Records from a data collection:
********

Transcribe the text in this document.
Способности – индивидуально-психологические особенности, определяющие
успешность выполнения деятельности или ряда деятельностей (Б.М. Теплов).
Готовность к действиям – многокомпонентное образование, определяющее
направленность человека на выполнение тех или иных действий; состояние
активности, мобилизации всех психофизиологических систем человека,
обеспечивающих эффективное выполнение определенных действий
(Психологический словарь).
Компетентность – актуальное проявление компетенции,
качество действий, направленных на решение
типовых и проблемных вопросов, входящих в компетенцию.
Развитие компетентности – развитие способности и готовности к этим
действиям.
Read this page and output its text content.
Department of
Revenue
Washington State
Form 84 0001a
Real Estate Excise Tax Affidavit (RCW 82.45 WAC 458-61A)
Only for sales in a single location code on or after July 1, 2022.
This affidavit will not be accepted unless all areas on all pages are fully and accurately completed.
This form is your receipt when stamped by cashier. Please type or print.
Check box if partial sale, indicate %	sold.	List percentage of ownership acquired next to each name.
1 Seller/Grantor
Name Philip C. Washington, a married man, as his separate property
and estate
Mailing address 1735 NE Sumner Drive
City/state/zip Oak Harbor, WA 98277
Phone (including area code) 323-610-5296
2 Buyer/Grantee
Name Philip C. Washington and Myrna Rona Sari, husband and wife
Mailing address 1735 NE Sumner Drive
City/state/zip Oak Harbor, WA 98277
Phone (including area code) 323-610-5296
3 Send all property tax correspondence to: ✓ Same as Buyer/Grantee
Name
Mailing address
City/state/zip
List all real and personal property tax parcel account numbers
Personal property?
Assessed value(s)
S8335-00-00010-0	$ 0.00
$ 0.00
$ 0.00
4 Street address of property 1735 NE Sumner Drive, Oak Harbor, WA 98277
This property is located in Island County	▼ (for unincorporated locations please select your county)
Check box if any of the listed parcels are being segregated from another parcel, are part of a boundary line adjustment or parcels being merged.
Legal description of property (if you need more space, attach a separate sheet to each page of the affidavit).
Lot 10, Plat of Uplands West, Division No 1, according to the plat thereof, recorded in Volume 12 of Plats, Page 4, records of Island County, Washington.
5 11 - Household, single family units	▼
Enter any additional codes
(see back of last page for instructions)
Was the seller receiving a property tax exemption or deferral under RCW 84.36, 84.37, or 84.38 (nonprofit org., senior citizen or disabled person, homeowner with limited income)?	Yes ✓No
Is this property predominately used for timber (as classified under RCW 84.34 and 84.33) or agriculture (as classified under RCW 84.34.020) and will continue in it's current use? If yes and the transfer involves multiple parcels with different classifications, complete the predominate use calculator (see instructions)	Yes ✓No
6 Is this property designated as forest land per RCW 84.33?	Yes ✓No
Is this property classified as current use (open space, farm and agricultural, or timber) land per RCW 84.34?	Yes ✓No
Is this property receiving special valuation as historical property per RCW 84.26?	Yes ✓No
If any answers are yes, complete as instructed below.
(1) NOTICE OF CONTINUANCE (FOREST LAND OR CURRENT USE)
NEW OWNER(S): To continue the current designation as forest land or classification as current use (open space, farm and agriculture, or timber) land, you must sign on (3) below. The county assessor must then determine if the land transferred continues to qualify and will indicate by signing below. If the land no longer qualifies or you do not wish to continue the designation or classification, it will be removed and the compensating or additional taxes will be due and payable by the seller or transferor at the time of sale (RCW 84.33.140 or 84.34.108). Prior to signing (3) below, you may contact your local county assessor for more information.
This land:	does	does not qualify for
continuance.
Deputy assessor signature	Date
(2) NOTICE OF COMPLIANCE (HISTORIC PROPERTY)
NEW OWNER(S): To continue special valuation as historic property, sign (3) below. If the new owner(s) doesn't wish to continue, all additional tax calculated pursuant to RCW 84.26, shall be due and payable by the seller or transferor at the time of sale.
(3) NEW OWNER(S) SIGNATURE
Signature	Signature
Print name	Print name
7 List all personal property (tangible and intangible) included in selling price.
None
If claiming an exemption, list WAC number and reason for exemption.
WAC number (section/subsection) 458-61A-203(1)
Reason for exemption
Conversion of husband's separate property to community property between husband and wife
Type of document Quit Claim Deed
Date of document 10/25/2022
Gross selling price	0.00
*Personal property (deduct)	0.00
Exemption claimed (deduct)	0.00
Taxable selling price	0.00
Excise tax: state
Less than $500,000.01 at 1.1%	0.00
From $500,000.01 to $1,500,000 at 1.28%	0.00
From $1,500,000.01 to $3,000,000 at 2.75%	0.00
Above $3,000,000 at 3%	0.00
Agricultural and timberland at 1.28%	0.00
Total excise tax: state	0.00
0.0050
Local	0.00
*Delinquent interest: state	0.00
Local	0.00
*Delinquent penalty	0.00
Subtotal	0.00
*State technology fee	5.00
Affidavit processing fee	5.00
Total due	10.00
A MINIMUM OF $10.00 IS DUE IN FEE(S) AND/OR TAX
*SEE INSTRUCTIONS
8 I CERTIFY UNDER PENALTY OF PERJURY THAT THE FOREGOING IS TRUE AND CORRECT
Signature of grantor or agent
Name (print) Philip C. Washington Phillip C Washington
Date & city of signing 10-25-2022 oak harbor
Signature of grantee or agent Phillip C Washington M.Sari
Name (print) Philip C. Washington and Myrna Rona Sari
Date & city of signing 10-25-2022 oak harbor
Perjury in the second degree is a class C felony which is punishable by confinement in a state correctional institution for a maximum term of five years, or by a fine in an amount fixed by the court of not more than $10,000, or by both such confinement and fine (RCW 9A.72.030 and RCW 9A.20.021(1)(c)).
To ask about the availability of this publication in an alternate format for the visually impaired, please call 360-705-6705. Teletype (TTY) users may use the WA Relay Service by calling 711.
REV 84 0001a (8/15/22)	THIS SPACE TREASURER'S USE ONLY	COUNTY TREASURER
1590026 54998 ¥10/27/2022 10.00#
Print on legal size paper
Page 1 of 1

********

== What this task involves ==
Filter the records, keeping only lines that contain "wife", and show those lines.

== Answer to the task ==
Name Philip C. Washington and Myrna Rona Sari, husband and wife
Conversion of husband's separate property to community property between husband and wife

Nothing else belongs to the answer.